- Information supplied:

* * * *

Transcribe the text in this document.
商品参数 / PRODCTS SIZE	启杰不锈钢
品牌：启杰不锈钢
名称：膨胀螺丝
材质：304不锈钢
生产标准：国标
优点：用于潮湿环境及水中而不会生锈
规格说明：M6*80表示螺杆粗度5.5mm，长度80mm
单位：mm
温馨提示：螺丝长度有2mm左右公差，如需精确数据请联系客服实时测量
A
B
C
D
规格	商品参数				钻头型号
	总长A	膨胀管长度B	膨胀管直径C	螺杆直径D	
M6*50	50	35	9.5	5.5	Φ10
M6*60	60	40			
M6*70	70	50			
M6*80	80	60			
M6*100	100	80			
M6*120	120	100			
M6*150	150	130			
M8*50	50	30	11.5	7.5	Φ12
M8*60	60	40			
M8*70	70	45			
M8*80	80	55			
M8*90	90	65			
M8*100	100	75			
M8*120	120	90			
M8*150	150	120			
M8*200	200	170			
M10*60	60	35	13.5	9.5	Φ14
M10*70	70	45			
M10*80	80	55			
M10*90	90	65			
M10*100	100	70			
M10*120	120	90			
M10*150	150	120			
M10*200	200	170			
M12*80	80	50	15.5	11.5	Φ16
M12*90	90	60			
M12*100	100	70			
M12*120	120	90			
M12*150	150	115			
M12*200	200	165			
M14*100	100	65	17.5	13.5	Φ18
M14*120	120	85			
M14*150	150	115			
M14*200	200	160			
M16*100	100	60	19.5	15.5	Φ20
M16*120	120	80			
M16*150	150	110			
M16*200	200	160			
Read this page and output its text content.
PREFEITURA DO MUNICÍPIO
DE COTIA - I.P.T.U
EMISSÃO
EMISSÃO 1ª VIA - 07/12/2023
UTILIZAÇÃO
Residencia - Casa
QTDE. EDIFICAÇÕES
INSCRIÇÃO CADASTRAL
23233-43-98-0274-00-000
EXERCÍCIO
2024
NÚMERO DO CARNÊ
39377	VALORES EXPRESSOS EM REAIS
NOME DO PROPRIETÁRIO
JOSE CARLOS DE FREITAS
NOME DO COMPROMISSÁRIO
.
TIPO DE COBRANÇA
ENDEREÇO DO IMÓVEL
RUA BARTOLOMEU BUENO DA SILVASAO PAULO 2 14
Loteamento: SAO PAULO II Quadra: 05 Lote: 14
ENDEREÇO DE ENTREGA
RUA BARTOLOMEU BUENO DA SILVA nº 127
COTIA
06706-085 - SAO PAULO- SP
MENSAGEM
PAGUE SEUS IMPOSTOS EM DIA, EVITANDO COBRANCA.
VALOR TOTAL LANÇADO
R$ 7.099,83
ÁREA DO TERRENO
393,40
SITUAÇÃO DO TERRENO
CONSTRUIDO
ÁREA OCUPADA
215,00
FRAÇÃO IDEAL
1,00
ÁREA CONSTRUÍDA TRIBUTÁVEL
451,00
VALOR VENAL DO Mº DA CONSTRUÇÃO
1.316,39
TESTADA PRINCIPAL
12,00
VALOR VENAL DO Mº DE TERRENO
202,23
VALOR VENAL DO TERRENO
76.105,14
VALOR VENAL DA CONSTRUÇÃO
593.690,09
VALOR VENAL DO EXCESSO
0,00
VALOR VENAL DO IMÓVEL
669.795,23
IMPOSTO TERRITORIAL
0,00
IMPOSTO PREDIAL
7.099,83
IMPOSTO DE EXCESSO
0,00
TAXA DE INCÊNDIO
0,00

* * * *

Restate each record word for word.

Transcribe the text in this document.
商品参数 / PRODCTS SIZE	启杰不锈钢
品牌：启杰不锈钢
名称：膨胀螺丝
材质：304不锈钢
生产标准：国标
优点：用于潮湿环境及水中而不会生锈
规格说明：M6*80表示螺杆粗度5.5mm，长度80mm
单位：mm
温馨提示：螺丝长度有2mm左右公差，如需精确数据请联系客服实时测量
A
B
C
D
规格	商品参数				钻头型号
	总长A	膨胀管长度B	膨胀管直径C	螺杆直径D	
M6*50	50	35	9.5	5.5	Φ10
M6*60	60	40			
M6*70	70	50			
M6*80	80	60			
M6*100	100	80			
M6*120	120	100			
M6*150	150	130			
M8*50	50	30	11.5	7.5	Φ12
M8*60	60	40			
M8*70	70	45			
M8*80	80	55			
M8*90	90	65			
M8*100	100	75			
M8*120	120	90			
M8*150	150	120			
M8*200	200	170			
M10*60	60	35	13.5	9.5	Φ14
M10*70	70	45			
M10*80	80	55			
M10*90	90	65			
M10*100	100	70			
M10*120	120	90			
M10*150	150	120			
M10*200	200	170			
M12*80	80	50	15.5	11.5	Φ16
M12*90	90	60			
M12*100	100	70			
M12*120	120	90			
M12*150	150	115			
M12*200	200	165			
M14*100	100	65	17.5	13.5	Φ18
M14*120	120	85			
M14*150	150	115			
M14*200	200	160			
M16*100	100	60	19.5	15.5	Φ20
M16*120	120	80			
M16*150	150	110			
M16*200	200	160			
Read this page and output its text content.
PREFEITURA DO MUNICÍPIO
DE COTIA - I.P.T.U
EMISSÃO
EMISSÃO 1ª VIA - 07/12/2023
UTILIZAÇÃO
Residencia - Casa
QTDE. EDIFICAÇÕES
INSCRIÇÃO CADASTRAL
23233-43-98-0274-00-000
EXERCÍCIO
2024
NÚMERO DO CARNÊ
39377	VALORES EXPRESSOS EM REAIS
NOME DO PROPRIETÁRIO
JOSE CARLOS DE FREITAS
NOME DO COMPROMISSÁRIO
.
TIPO DE COBRANÇA
ENDEREÇO DO IMÓVEL
RUA BARTOLOMEU BUENO DA SILVASAO PAULO 2 14
Loteamento: SAO PAULO II Quadra: 05 Lote: 14
ENDEREÇO DE ENTREGA
RUA BARTOLOMEU BUENO DA SILVA nº 127
COTIA
06706-085 - SAO PAULO- SP
MENSAGEM
PAGUE SEUS IMPOSTOS EM DIA, EVITANDO COBRANCA.
VALOR TOTAL LANÇADO
R$ 7.099,83
ÁREA DO TERRENO
393,40
SITUAÇÃO DO TERRENO
CONSTRUIDO
ÁREA OCUPADA
215,00
FRAÇÃO IDEAL
1,00
ÁREA CONSTRUÍDA TRIBUTÁVEL
451,00
VALOR VENAL DO Mº DA CONSTRUÇÃO
1.316,39
TESTADA PRINCIPAL
12,00
VALOR VENAL DO Mº DE TERRENO
202,23
VALOR VENAL DO TERRENO
76.105,14
VALOR VENAL DA CONSTRUÇÃO
593.690,09
VALOR VENAL DO EXCESSO
0,00
VALOR VENAL DO IMÓVEL
669.795,23
IMPOSTO TERRITORIAL
0,00
IMPOSTO PREDIAL
7.099,83
IMPOSTO DE EXCESSO
0,00
TAXA DE INCÊNDIO
0,00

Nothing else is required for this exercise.